* TASK DIRECTIONS *
Reproduce every line of the items below verbatim, with nothing changed.

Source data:
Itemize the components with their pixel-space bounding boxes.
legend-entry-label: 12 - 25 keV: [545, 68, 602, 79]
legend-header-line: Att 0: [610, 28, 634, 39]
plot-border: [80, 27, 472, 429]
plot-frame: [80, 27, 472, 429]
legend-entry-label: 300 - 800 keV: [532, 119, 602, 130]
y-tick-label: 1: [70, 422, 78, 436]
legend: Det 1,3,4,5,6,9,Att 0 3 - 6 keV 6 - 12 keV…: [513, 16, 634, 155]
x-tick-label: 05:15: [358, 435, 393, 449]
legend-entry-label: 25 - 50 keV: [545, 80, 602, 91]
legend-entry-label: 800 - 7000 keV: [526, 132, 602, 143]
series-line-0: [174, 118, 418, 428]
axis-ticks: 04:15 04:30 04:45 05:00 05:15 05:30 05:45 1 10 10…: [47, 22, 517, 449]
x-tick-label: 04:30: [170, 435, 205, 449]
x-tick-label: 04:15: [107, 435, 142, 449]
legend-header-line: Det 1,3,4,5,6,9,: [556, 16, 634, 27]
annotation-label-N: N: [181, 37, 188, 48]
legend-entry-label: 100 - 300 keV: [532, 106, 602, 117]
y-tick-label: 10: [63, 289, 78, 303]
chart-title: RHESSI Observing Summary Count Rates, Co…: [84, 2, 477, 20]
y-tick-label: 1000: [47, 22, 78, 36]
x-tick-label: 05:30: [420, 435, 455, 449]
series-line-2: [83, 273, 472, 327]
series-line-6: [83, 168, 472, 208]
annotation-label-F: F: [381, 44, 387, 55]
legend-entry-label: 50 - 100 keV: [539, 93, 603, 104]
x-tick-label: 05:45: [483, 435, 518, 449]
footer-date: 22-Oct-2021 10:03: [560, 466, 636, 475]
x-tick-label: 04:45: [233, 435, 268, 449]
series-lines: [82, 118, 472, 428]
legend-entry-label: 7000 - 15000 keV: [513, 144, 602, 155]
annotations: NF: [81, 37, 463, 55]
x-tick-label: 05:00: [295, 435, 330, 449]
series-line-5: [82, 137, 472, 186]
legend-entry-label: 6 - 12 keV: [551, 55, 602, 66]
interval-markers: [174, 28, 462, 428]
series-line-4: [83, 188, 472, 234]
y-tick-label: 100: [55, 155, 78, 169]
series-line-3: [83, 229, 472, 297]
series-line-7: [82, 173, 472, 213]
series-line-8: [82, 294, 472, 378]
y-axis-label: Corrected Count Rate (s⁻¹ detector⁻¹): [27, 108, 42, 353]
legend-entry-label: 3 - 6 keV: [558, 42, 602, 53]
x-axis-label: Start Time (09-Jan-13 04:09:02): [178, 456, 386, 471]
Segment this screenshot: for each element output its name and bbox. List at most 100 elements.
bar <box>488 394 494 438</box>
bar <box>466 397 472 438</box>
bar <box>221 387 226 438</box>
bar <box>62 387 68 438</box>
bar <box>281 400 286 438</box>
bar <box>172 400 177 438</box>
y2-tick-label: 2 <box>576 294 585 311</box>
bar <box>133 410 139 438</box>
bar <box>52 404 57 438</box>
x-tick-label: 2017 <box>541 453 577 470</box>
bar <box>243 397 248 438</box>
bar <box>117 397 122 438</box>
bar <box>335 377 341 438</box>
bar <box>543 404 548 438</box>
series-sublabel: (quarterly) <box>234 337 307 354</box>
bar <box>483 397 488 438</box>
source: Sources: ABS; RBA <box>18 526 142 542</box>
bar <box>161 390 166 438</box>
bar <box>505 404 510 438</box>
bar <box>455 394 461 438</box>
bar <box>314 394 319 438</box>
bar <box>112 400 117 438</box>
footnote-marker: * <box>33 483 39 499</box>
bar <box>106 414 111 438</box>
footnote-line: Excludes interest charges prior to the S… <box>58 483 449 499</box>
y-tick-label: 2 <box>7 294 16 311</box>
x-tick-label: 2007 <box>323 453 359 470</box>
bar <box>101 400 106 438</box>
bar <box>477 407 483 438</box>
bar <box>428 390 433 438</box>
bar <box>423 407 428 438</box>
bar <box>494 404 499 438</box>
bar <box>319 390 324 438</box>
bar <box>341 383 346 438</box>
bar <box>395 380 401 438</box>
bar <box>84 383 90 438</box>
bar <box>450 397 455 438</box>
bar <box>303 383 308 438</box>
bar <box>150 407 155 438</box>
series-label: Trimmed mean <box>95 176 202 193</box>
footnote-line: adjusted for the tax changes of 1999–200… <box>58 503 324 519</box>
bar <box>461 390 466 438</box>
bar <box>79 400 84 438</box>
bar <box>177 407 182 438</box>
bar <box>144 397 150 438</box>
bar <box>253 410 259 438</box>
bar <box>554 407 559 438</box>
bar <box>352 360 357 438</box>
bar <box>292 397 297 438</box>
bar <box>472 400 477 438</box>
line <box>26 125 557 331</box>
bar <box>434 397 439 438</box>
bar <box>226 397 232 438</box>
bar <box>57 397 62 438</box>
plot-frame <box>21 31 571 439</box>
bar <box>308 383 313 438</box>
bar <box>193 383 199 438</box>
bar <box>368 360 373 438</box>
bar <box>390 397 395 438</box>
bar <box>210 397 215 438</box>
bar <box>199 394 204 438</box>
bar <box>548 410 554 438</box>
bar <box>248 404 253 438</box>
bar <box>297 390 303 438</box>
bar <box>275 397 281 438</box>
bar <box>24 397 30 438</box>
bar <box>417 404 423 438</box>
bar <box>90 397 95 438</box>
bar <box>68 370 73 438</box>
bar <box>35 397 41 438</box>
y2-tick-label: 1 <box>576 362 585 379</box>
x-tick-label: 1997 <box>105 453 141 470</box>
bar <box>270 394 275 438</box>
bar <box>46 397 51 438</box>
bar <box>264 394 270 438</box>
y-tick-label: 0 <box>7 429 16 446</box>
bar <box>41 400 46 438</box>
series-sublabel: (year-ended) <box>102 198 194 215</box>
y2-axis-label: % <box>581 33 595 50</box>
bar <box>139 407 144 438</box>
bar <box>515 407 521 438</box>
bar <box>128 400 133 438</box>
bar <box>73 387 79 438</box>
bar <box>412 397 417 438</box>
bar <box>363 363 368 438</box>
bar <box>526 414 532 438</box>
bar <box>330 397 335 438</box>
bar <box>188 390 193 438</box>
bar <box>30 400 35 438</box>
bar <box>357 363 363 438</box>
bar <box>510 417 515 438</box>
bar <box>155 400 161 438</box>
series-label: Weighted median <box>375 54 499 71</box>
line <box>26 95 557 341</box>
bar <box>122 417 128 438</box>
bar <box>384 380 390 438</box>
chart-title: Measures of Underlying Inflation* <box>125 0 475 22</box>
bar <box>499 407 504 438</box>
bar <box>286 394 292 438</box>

* RESPONSE BELOW *
Itemize the components with their pixel-space bounding boxes.
legend-entry-label: 12 - 25 keV: [545, 68, 602, 79]
legend-header-line: Att 0: [610, 28, 634, 39]
plot-border: [80, 27, 472, 429]
plot-frame: [80, 27, 472, 429]
legend-entry-label: 300 - 800 keV: [532, 119, 602, 130]
y-tick-label: 1: [70, 422, 78, 436]
legend: Det 1,3,4,5,6,9,Att 0 3 - 6 keV 6 - 12 keV…: [513, 16, 634, 155]
x-tick-label: 05:15: [358, 435, 393, 449]
legend-entry-label: 25 - 50 keV: [545, 80, 602, 91]
legend-entry-label: 800 - 7000 keV: [526, 132, 602, 143]
series-line-0: [174, 118, 418, 428]
axis-ticks: 04:15 04:30 04:45 05:00 05:15 05:30 05:45 1 10 10…: [47, 22, 517, 449]
x-tick-label: 04:30: [170, 435, 205, 449]
x-tick-label: 04:15: [107, 435, 142, 449]
legend-header-line: Det 1,3,4,5,6,9,: [556, 16, 634, 27]
annotation-label-N: N: [181, 37, 188, 48]
legend-entry-label: 100 - 300 keV: [532, 106, 602, 117]
y-tick-label: 10: [63, 289, 78, 303]
chart-title: RHESSI Observing Summary Count Rates, Co…: [84, 2, 477, 20]
y-tick-label: 1000: [47, 22, 78, 36]
x-tick-label: 05:30: [420, 435, 455, 449]
series-line-2: [83, 273, 472, 327]
series-line-6: [83, 168, 472, 208]
annotation-label-F: F: [381, 44, 387, 55]
legend-entry-label: 50 - 100 keV: [539, 93, 603, 104]
x-tick-label: 05:45: [483, 435, 518, 449]
footer-date: 22-Oct-2021 10:03: [560, 466, 636, 475]
x-tick-label: 04:45: [233, 435, 268, 449]
series-lines: [82, 118, 472, 428]
legend-entry-label: 7000 - 15000 keV: [513, 144, 602, 155]
annotations: NF: [81, 37, 463, 55]
x-tick-label: 05:00: [295, 435, 330, 449]
series-line-5: [82, 137, 472, 186]
legend-entry-label: 6 - 12 keV: [551, 55, 602, 66]
interval-markers: [174, 28, 462, 428]
series-line-4: [83, 188, 472, 234]
y-tick-label: 100: [55, 155, 78, 169]
series-line-3: [83, 229, 472, 297]
series-line-7: [82, 173, 472, 213]
series-line-8: [82, 294, 472, 378]
y-axis-label: Corrected Count Rate (s⁻¹ detector⁻¹): [27, 108, 42, 353]
legend-entry-label: 3 - 6 keV: [558, 42, 602, 53]
x-axis-label: Start Time (09-Jan-13 04:09:02): [178, 456, 386, 471]
Segment this screenshot: for each element output its name and bbox. List at most 100 elements.
bar <box>488 394 494 438</box>
bar <box>466 397 472 438</box>
bar <box>221 387 226 438</box>
bar <box>62 387 68 438</box>
bar <box>281 400 286 438</box>
bar <box>172 400 177 438</box>
y2-tick-label: 2 <box>576 294 585 311</box>
bar <box>133 410 139 438</box>
bar <box>52 404 57 438</box>
x-tick-label: 2017 <box>541 453 577 470</box>
bar <box>243 397 248 438</box>
bar <box>117 397 122 438</box>
bar <box>335 377 341 438</box>
bar <box>543 404 548 438</box>
series-sublabel: (quarterly) <box>234 337 307 354</box>
bar <box>483 397 488 438</box>
source: Sources: ABS; RBA <box>18 526 142 542</box>
bar <box>161 390 166 438</box>
bar <box>505 404 510 438</box>
bar <box>455 394 461 438</box>
bar <box>314 394 319 438</box>
bar <box>112 400 117 438</box>
footnote-marker: * <box>33 483 39 499</box>
bar <box>106 414 111 438</box>
footnote-line: Excludes interest charges prior to the S… <box>58 483 449 499</box>
y-tick-label: 2 <box>7 294 16 311</box>
x-tick-label: 2007 <box>323 453 359 470</box>
bar <box>101 400 106 438</box>
bar <box>477 407 483 438</box>
bar <box>428 390 433 438</box>
bar <box>423 407 428 438</box>
bar <box>494 404 499 438</box>
bar <box>319 390 324 438</box>
bar <box>341 383 346 438</box>
bar <box>395 380 401 438</box>
bar <box>84 383 90 438</box>
bar <box>450 397 455 438</box>
bar <box>303 383 308 438</box>
bar <box>150 407 155 438</box>
series-label: Trimmed mean <box>95 176 202 193</box>
footnote-line: adjusted for the tax changes of 1999–200… <box>58 503 324 519</box>
bar <box>461 390 466 438</box>
bar <box>79 400 84 438</box>
bar <box>177 407 182 438</box>
bar <box>144 397 150 438</box>
bar <box>253 410 259 438</box>
bar <box>554 407 559 438</box>
bar <box>352 360 357 438</box>
bar <box>292 397 297 438</box>
bar <box>472 400 477 438</box>
line <box>26 125 557 331</box>
bar <box>434 397 439 438</box>
bar <box>226 397 232 438</box>
bar <box>57 397 62 438</box>
plot-frame <box>21 31 571 439</box>
bar <box>308 383 313 438</box>
bar <box>193 383 199 438</box>
bar <box>368 360 373 438</box>
bar <box>390 397 395 438</box>
bar <box>210 397 215 438</box>
bar <box>199 394 204 438</box>
bar <box>548 410 554 438</box>
bar <box>248 404 253 438</box>
bar <box>297 390 303 438</box>
bar <box>275 397 281 438</box>
bar <box>24 397 30 438</box>
bar <box>417 404 423 438</box>
bar <box>90 397 95 438</box>
bar <box>68 370 73 438</box>
bar <box>35 397 41 438</box>
y2-tick-label: 1 <box>576 362 585 379</box>
x-tick-label: 1997 <box>105 453 141 470</box>
bar <box>270 394 275 438</box>
bar <box>46 397 51 438</box>
bar <box>264 394 270 438</box>
y-tick-label: 0 <box>7 429 16 446</box>
bar <box>41 400 46 438</box>
series-sublabel: (year-ended) <box>102 198 194 215</box>
y2-axis-label: % <box>581 33 595 50</box>
bar <box>139 407 144 438</box>
bar <box>515 407 521 438</box>
bar <box>128 400 133 438</box>
bar <box>73 387 79 438</box>
bar <box>412 397 417 438</box>
bar <box>363 363 368 438</box>
bar <box>526 414 532 438</box>
bar <box>330 397 335 438</box>
bar <box>188 390 193 438</box>
bar <box>30 400 35 438</box>
bar <box>357 363 363 438</box>
bar <box>510 417 515 438</box>
bar <box>155 400 161 438</box>
series-label: Weighted median <box>375 54 499 71</box>
line <box>26 95 557 341</box>
bar <box>122 417 128 438</box>
bar <box>384 380 390 438</box>
chart-title: Measures of Underlying Inflation* <box>125 0 475 22</box>
bar <box>499 407 504 438</box>
bar <box>286 394 292 438</box>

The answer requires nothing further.